======== STORED DATA ========

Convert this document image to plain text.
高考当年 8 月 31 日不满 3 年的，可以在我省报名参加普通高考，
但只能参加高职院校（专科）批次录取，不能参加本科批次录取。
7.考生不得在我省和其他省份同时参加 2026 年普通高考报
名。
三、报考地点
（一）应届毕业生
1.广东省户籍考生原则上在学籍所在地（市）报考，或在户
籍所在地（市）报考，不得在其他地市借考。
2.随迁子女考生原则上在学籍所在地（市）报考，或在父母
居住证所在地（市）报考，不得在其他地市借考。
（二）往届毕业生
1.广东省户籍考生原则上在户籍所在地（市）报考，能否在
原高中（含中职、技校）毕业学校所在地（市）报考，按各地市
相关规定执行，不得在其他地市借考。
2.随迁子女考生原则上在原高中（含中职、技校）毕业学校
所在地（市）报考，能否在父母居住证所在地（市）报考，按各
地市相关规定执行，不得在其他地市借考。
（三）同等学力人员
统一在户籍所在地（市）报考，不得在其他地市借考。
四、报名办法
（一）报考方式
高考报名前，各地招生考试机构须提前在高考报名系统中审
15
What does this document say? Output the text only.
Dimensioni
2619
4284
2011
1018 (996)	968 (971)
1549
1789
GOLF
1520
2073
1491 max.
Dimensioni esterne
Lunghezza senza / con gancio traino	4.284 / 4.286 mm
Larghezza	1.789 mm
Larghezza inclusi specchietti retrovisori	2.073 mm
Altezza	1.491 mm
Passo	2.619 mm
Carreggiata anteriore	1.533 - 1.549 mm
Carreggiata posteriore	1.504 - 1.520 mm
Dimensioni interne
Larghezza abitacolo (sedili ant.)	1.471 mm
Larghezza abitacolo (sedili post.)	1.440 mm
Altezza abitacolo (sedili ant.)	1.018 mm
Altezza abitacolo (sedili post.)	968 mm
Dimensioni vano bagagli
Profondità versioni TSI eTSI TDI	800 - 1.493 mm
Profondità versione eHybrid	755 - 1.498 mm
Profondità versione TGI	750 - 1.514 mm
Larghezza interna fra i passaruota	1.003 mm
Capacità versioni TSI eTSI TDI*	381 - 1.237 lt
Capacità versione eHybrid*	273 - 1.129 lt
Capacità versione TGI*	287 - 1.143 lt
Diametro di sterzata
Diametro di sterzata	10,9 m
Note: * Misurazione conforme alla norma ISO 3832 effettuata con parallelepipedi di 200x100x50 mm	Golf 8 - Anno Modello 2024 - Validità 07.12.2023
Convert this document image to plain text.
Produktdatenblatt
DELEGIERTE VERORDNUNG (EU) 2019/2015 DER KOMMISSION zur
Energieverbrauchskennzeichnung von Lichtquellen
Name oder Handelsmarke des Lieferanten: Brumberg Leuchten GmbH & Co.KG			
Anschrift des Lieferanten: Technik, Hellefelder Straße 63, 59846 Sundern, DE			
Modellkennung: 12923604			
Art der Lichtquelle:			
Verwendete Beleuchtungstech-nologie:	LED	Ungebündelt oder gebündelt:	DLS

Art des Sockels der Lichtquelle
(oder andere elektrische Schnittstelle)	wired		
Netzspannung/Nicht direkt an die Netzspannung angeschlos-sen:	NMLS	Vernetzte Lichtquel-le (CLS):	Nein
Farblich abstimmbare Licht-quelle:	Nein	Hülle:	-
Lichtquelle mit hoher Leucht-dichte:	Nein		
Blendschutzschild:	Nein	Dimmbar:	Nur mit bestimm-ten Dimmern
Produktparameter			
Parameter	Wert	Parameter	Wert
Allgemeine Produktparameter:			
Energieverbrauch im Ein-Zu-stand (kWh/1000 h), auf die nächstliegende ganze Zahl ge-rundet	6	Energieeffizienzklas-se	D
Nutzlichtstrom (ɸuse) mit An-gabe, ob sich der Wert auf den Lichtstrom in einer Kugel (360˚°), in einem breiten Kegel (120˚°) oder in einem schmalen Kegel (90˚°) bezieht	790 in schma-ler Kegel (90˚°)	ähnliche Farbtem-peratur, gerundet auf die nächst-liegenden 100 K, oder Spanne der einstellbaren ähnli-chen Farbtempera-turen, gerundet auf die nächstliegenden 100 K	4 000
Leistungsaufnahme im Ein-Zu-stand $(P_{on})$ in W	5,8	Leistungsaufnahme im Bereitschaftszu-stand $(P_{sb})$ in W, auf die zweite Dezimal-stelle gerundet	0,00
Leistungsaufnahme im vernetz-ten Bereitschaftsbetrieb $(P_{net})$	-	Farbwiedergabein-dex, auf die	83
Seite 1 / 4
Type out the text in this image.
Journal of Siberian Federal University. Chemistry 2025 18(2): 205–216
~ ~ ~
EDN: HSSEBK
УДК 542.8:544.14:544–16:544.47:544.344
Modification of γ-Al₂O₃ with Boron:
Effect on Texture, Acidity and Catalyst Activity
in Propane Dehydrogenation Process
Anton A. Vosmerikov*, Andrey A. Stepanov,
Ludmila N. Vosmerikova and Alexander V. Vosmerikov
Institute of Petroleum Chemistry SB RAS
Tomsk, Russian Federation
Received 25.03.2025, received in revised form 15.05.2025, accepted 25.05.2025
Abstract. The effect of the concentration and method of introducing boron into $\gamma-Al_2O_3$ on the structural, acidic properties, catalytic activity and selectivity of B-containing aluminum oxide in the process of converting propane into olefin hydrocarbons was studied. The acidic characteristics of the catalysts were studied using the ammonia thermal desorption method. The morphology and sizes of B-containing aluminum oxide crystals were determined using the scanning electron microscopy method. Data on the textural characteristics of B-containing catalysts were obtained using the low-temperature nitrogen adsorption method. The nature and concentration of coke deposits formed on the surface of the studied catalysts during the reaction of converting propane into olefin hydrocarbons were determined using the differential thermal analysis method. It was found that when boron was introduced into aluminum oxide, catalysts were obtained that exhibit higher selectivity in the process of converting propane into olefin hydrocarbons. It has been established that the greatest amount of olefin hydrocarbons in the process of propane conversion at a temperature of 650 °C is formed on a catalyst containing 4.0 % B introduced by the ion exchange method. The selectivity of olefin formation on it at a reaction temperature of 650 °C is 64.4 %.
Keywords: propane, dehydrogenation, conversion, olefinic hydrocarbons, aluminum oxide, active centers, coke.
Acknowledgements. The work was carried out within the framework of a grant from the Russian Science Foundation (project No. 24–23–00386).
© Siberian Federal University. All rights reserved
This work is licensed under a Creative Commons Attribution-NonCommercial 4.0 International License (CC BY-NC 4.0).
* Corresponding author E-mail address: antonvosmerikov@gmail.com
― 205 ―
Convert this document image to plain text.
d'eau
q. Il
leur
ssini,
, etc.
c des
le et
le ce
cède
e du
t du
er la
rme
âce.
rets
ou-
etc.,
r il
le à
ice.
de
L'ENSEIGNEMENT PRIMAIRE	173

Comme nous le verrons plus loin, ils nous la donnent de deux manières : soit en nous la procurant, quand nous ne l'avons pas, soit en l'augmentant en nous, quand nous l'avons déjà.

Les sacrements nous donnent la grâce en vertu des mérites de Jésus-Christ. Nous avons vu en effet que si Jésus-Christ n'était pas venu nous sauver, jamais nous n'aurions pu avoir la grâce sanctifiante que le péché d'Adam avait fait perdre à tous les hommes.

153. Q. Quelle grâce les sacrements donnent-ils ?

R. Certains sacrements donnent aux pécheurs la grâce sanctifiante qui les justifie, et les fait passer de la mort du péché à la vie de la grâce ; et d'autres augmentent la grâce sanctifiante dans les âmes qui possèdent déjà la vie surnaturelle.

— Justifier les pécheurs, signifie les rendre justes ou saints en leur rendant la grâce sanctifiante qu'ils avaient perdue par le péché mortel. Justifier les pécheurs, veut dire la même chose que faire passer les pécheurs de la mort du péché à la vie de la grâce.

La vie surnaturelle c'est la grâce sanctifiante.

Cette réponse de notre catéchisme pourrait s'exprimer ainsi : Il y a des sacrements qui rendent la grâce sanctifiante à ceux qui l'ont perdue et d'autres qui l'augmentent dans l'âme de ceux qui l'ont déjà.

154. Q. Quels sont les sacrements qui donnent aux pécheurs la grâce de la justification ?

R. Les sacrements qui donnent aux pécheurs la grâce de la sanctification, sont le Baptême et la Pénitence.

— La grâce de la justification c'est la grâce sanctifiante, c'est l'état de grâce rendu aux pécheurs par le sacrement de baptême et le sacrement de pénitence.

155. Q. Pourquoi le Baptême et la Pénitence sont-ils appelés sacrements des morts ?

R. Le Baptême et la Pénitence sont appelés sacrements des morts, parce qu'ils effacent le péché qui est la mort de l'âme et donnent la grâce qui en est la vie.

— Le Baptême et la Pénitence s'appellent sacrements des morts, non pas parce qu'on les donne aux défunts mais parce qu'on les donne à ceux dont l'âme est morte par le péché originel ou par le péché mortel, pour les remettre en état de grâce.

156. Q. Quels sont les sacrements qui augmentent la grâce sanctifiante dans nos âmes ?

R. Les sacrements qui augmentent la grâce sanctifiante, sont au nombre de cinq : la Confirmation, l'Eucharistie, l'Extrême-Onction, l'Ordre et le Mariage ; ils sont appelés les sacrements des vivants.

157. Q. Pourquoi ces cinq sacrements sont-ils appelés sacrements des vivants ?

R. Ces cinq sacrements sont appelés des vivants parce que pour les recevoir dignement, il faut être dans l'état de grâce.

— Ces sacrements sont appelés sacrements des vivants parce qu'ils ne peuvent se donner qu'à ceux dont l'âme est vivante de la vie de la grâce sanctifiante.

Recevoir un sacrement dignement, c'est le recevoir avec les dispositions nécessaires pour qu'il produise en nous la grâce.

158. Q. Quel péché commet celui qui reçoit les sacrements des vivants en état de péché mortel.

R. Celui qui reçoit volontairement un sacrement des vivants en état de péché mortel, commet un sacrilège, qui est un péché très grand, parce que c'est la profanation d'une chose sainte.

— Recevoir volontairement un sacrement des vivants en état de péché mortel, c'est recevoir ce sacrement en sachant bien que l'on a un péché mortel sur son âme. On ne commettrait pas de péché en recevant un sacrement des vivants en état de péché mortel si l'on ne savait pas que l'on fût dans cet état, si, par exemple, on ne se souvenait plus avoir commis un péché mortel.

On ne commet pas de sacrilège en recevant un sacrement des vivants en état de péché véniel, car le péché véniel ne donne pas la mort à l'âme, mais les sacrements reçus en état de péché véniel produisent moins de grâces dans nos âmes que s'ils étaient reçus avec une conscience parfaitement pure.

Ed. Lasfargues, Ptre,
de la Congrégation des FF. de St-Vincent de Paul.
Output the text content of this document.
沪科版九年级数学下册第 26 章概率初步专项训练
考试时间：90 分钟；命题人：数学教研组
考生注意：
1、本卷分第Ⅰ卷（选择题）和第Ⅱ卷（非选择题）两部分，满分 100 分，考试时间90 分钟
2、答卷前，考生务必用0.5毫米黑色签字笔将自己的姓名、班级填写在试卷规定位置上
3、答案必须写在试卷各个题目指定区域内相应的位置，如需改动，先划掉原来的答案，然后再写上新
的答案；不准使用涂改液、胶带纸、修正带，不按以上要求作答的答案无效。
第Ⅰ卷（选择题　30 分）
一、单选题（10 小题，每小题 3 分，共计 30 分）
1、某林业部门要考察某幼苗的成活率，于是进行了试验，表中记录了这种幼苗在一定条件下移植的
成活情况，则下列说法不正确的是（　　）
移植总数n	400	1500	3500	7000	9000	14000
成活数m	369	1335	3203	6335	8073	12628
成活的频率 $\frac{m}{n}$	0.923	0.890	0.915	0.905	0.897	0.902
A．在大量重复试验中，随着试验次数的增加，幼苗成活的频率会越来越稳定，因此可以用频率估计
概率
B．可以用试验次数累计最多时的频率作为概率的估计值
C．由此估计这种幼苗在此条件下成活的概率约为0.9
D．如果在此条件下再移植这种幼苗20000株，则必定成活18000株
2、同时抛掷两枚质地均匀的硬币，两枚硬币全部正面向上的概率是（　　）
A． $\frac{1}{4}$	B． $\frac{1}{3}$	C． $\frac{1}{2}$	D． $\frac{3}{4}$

========

GOAL.
Begin with the line that contains "Output the text content of this document." and end with the last line of the records; set down every line in that span exactly, and nothing else.

OUTPUT FOR THIS TASK.
Output the text content of this document.
沪科版九年级数学下册第 26 章概率初步专项训练
考试时间：90 分钟；命题人：数学教研组
考生注意：
1、本卷分第Ⅰ卷（选择题）和第Ⅱ卷（非选择题）两部分，满分 100 分，考试时间90 分钟
2、答卷前，考生务必用0.5毫米黑色签字笔将自己的姓名、班级填写在试卷规定位置上
3、答案必须写在试卷各个题目指定区域内相应的位置，如需改动，先划掉原来的答案，然后再写上新
的答案；不准使用涂改液、胶带纸、修正带，不按以上要求作答的答案无效。
第Ⅰ卷（选择题　30 分）
一、单选题（10 小题，每小题 3 分，共计 30 分）
1、某林业部门要考察某幼苗的成活率，于是进行了试验，表中记录了这种幼苗在一定条件下移植的
成活情况，则下列说法不正确的是（　　）
移植总数n	400	1500	3500	7000	9000	14000
成活数m	369	1335	3203	6335	8073	12628
成活的频率 $\frac{m}{n}$	0.923	0.890	0.915	0.905	0.897	0.902
A．在大量重复试验中，随着试验次数的增加，幼苗成活的频率会越来越稳定，因此可以用频率估计
概率
B．可以用试验次数累计最多时的频率作为概率的估计值
C．由此估计这种幼苗在此条件下成活的概率约为0.9
D．如果在此条件下再移植这种幼苗20000株，则必定成活18000株
2、同时抛掷两枚质地均匀的硬币，两枚硬币全部正面向上的概率是（　　）
A． $\frac{1}{4}$	B． $\frac{1}{3}$	C． $\frac{1}{2}$	D． $\frac{3}{4}$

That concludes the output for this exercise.